Using the listing below, select the lines with the word "votre" and copy them.

[Begin Entries shown]

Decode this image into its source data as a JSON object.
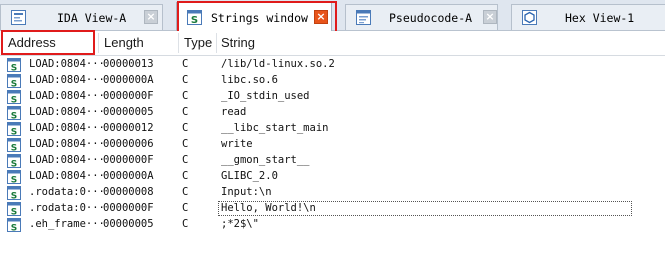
{
  "tabs": [
    {
      "label": "IDA View-A",
      "icon": "ida-view-icon",
      "active": false
    },
    {
      "label": "Strings window",
      "icon": "strings-icon",
      "active": true
    },
    {
      "label": "Pseudocode-A",
      "icon": "pseudocode-icon",
      "active": false
    },
    {
      "label": "Hex View-1",
      "icon": "hex-view-icon",
      "active": false
    }
  ],
  "close_glyph": "×",
  "columns": {
    "address": "Address",
    "length": "Length",
    "type": "Type",
    "string": "String"
  },
  "colors": {
    "accent": "#e01b1b",
    "close_active": "#e8541a",
    "string_icon": "#1a7a3a"
  },
  "rows": [
    {
      "address": "LOAD:0804···",
      "length": "00000013",
      "type": "C",
      "string": "/lib/ld-linux.so.2"
    },
    {
      "address": "LOAD:0804···",
      "length": "0000000A",
      "type": "C",
      "string": "libc.so.6"
    },
    {
      "address": "LOAD:0804···",
      "length": "0000000F",
      "type": "C",
      "string": "_IO_stdin_used"
    },
    {
      "address": "LOAD:0804···",
      "length": "00000005",
      "type": "C",
      "string": "read"
    },
    {
      "address": "LOAD:0804···",
      "length": "00000012",
      "type": "C",
      "string": "__libc_start_main"
    },
    {
      "address": "LOAD:0804···",
      "length": "00000006",
      "type": "C",
      "string": "write"
    },
    {
      "address": "LOAD:0804···",
      "length": "0000000F",
      "type": "C",
      "string": "__gmon_start__"
    },
    {
      "address": "LOAD:0804···",
      "length": "0000000A",
      "type": "C",
      "string": "GLIBC_2.0"
    },
    {
      "address": ".rodata:0···",
      "length": "00000008",
      "type": "C",
      "string": "Input:\\n"
    },
    {
      "address": ".rodata:0···",
      "length": "0000000F",
      "type": "C",
      "string": "Hello, World!\\n"
    },
    {
      "address": ".eh_frame···",
      "length": "00000005",
      "type": "C",
      "string": ";*2$\\\""
    }
  ],
  "selected_row": 9
}
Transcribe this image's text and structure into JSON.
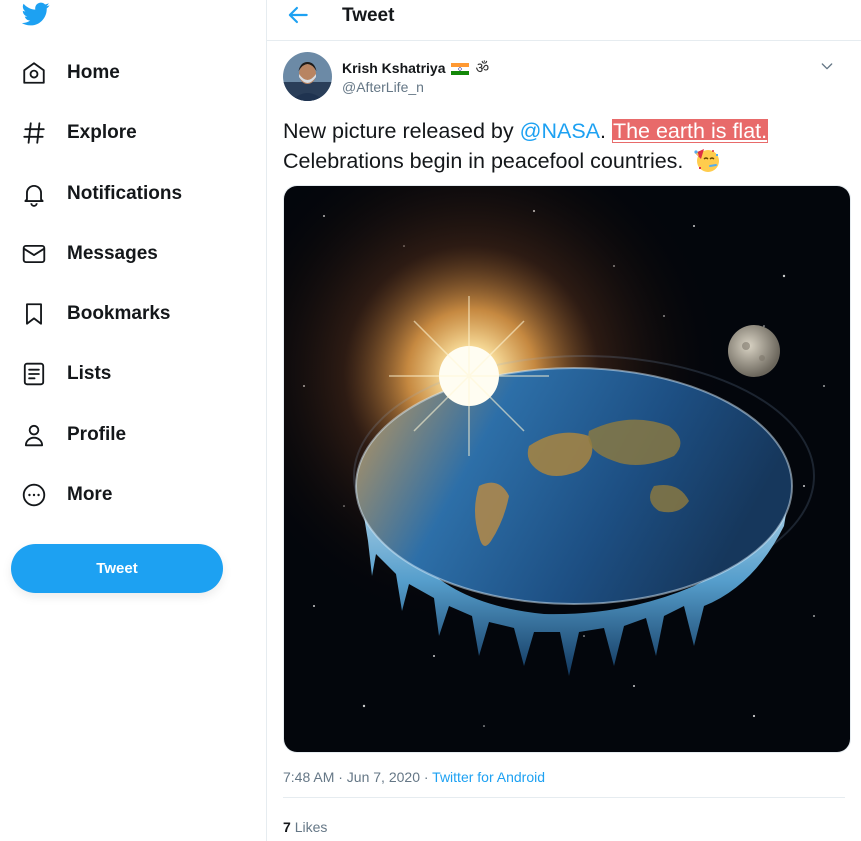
{
  "sidebar": {
    "logo": "twitter-bird-icon",
    "items": [
      {
        "label": "Home",
        "icon": "home-icon"
      },
      {
        "label": "Explore",
        "icon": "hashtag-icon"
      },
      {
        "label": "Notifications",
        "icon": "bell-icon"
      },
      {
        "label": "Messages",
        "icon": "envelope-icon"
      },
      {
        "label": "Bookmarks",
        "icon": "bookmark-icon"
      },
      {
        "label": "Lists",
        "icon": "list-icon"
      },
      {
        "label": "Profile",
        "icon": "person-icon"
      },
      {
        "label": "More",
        "icon": "more-circle-icon"
      }
    ],
    "tweet_button": "Tweet"
  },
  "header": {
    "title": "Tweet"
  },
  "tweet": {
    "author_name": "Krish Kshatriya",
    "om_symbol": "ॐ",
    "handle": "@AfterLife_n",
    "text_before": "New picture released by ",
    "mention": "@NASA",
    "text_mid": ". ",
    "highlighted": "The earth is flat.",
    "text_after": "Celebrations begin in peacefool countries.",
    "time": "7:48 AM · Jun 7, 2020 · ",
    "source": "Twitter for Android",
    "likes_count": "7",
    "likes_label": "Likes"
  },
  "colors": {
    "accent": "#1da1f2",
    "highlight": "#e86a6a",
    "muted": "#657786"
  }
}
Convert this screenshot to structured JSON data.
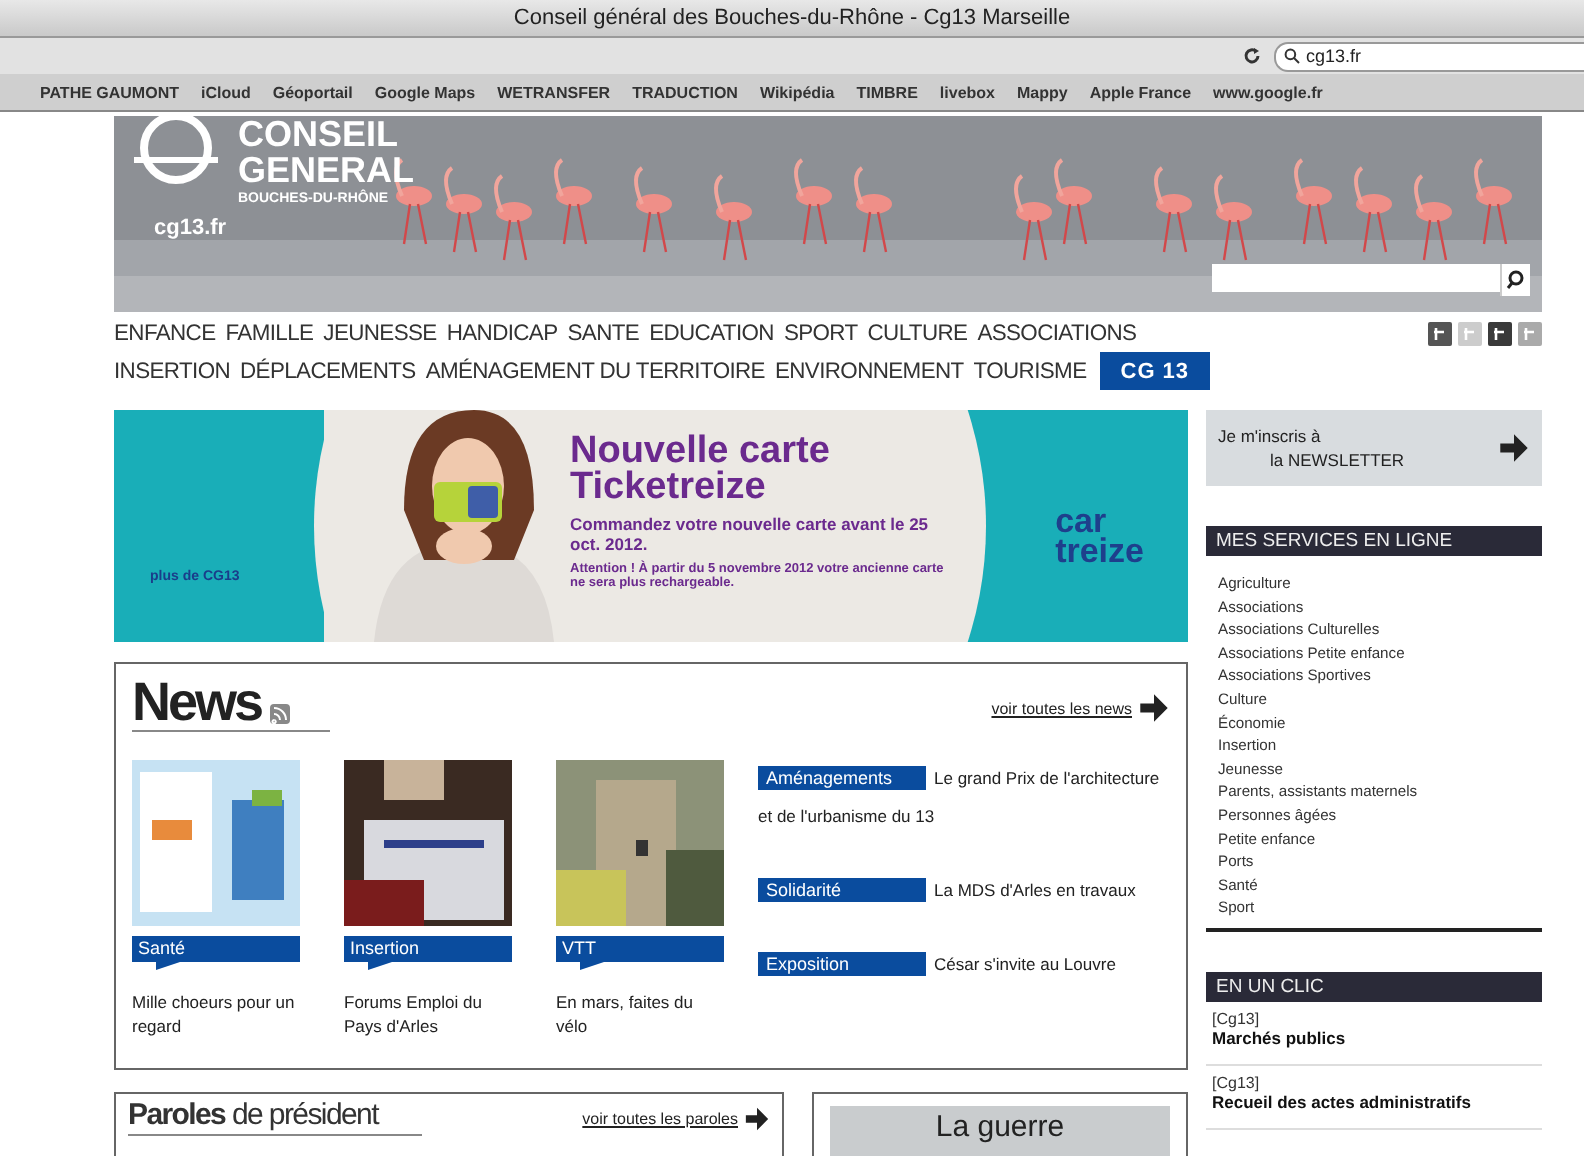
{
  "window": {
    "title": "Conseil général des Bouches-du-Rhône - Cg13 Marseille"
  },
  "address_bar": {
    "search_value": "cg13.fr"
  },
  "bookmarks": [
    "PATHE GAUMONT",
    "iCloud",
    "Géoportail",
    "Google Maps",
    "WETRANSFER",
    "TRADUCTION",
    "Wikipédia",
    "TIMBRE",
    "livebox",
    "Mappy",
    "Apple France",
    "www.google.fr"
  ],
  "header": {
    "logo_title": "CONSEIL GENERAL",
    "logo_subtitle": "BOUCHES-DU-RHÔNE",
    "logo_site": "cg13.fr"
  },
  "nav": {
    "links": [
      {
        "label": "ENFANCE",
        "kind": "link"
      },
      {
        "label": "FAMILLE",
        "kind": "link"
      },
      {
        "label": "JEUNESSE",
        "kind": "link"
      },
      {
        "label": "HANDICAP",
        "kind": "link"
      },
      {
        "label": "SANTE",
        "kind": "link"
      },
      {
        "label": "EDUCATION",
        "kind": "link"
      },
      {
        "label": "SPORT",
        "kind": "link"
      },
      {
        "label": "CULTURE",
        "kind": "link"
      },
      {
        "label": "ASSOCIATIONS",
        "kind": "link"
      },
      {
        "label": "INSERTION",
        "kind": "link"
      },
      {
        "label": "DÉPLACEMENTS",
        "kind": "link"
      },
      {
        "label": "AMÉNAGEMENT DU TERRITOIRE",
        "kind": "link"
      },
      {
        "label": "ENVIRONNEMENT",
        "kind": "link"
      },
      {
        "label": "TOURISME",
        "kind": "link"
      },
      {
        "label": "CG 13",
        "kind": "button"
      }
    ]
  },
  "banner": {
    "small_text": "plus de CG13",
    "headline": "Nouvelle carte Ticketreize",
    "subline": "Commandez votre nouvelle carte avant le 25 oct. 2012.",
    "notice": "Attention ! À partir du 5 novembre 2012 votre ancienne carte ne sera plus rechargeable.",
    "logo_top": "car",
    "logo_bottom": "treize"
  },
  "news": {
    "title": "News",
    "link": "voir toutes les news",
    "cards": [
      {
        "category": "Santé",
        "caption": "Mille choeurs pour un regard"
      },
      {
        "category": "Insertion",
        "caption": "Forums Emploi du Pays d'Arles"
      },
      {
        "category": "VTT",
        "caption": "En mars, faites du vélo"
      }
    ],
    "items": [
      {
        "category": "Aménagements",
        "text": "Le grand Prix de l'architecture et de l'urbanisme du 13"
      },
      {
        "category": "Solidarité",
        "text": "La MDS d'Arles en travaux"
      },
      {
        "category": "Exposition",
        "text": "César s'invite au Louvre"
      }
    ]
  },
  "paroles": {
    "title": "**Paroles** de président",
    "link": "voir toutes les paroles"
  },
  "feature": {
    "title": "La guerre"
  },
  "newsletter": {
    "line_1": "Je m'inscris à",
    "line_2": "la NEWSLETTER"
  },
  "services": {
    "title": "MES SERVICES EN LIGNE",
    "items": [
      "Agriculture",
      "Associations",
      "Associations Culturelles",
      "Associations Petite enfance",
      "Associations Sportives",
      "Culture",
      "Économie",
      "Insertion",
      "Jeunesse",
      "Parents, assistants maternels",
      "Personnes âgées",
      "Petite enfance",
      "Ports",
      "Santé",
      "Sport"
    ]
  },
  "en_un_clic": {
    "title": "EN UN CLIC",
    "entries": [
      {
        "source": "[Cg13]",
        "title": "Marchés publics"
      },
      {
        "source": "[Cg13]",
        "title": "Recueil des actes administratifs"
      }
    ]
  }
}
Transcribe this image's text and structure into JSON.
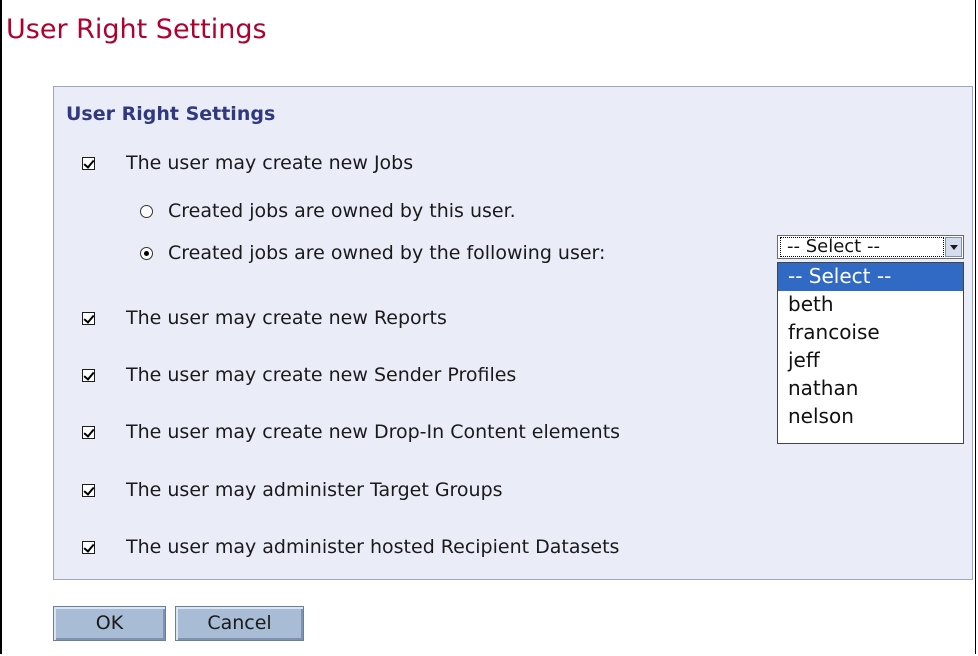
{
  "page": {
    "title": "User Right Settings"
  },
  "panel": {
    "title": "User Right Settings",
    "create_jobs": {
      "label": "The user may create new Jobs",
      "checked": true
    },
    "ownership": {
      "option_self": {
        "label": "Created jobs are owned by this user.",
        "selected": false
      },
      "option_other": {
        "label": "Created jobs are owned by the following user:",
        "selected": true
      },
      "select": {
        "value": "-- Select --",
        "options": [
          "-- Select --",
          "beth",
          "francoise",
          "jeff",
          "nathan",
          "nelson"
        ],
        "highlighted_option": "-- Select --"
      }
    },
    "permissions": [
      {
        "label": "The user may create new Reports",
        "checked": true
      },
      {
        "label": "The user may create new Sender Profiles",
        "checked": true
      },
      {
        "label": "The user may create new Drop-In Content elements",
        "checked": true
      },
      {
        "label": "The user may administer Target Groups",
        "checked": true
      },
      {
        "label": "The user may administer hosted Recipient Datasets",
        "checked": true
      }
    ]
  },
  "buttons": {
    "ok": "OK",
    "cancel": "Cancel"
  },
  "colors": {
    "title": "#b0002e",
    "panel_bg": "#eaecf7",
    "panel_title": "#303880",
    "button_bg": "#a8bcd6",
    "option_highlight": "#316ac5"
  }
}
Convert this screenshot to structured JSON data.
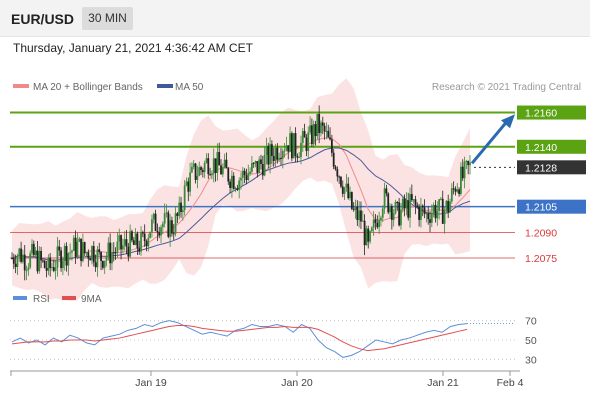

[End Entries shown]

** Answer for this exercise **
    "subline": "Commandez votre nouvelle carte avant le 25 oct. 2012.",
    "notice": "Attention ! À partir du 5 novembre 2012 votre ancienne carte ne sera plus rechargeable.",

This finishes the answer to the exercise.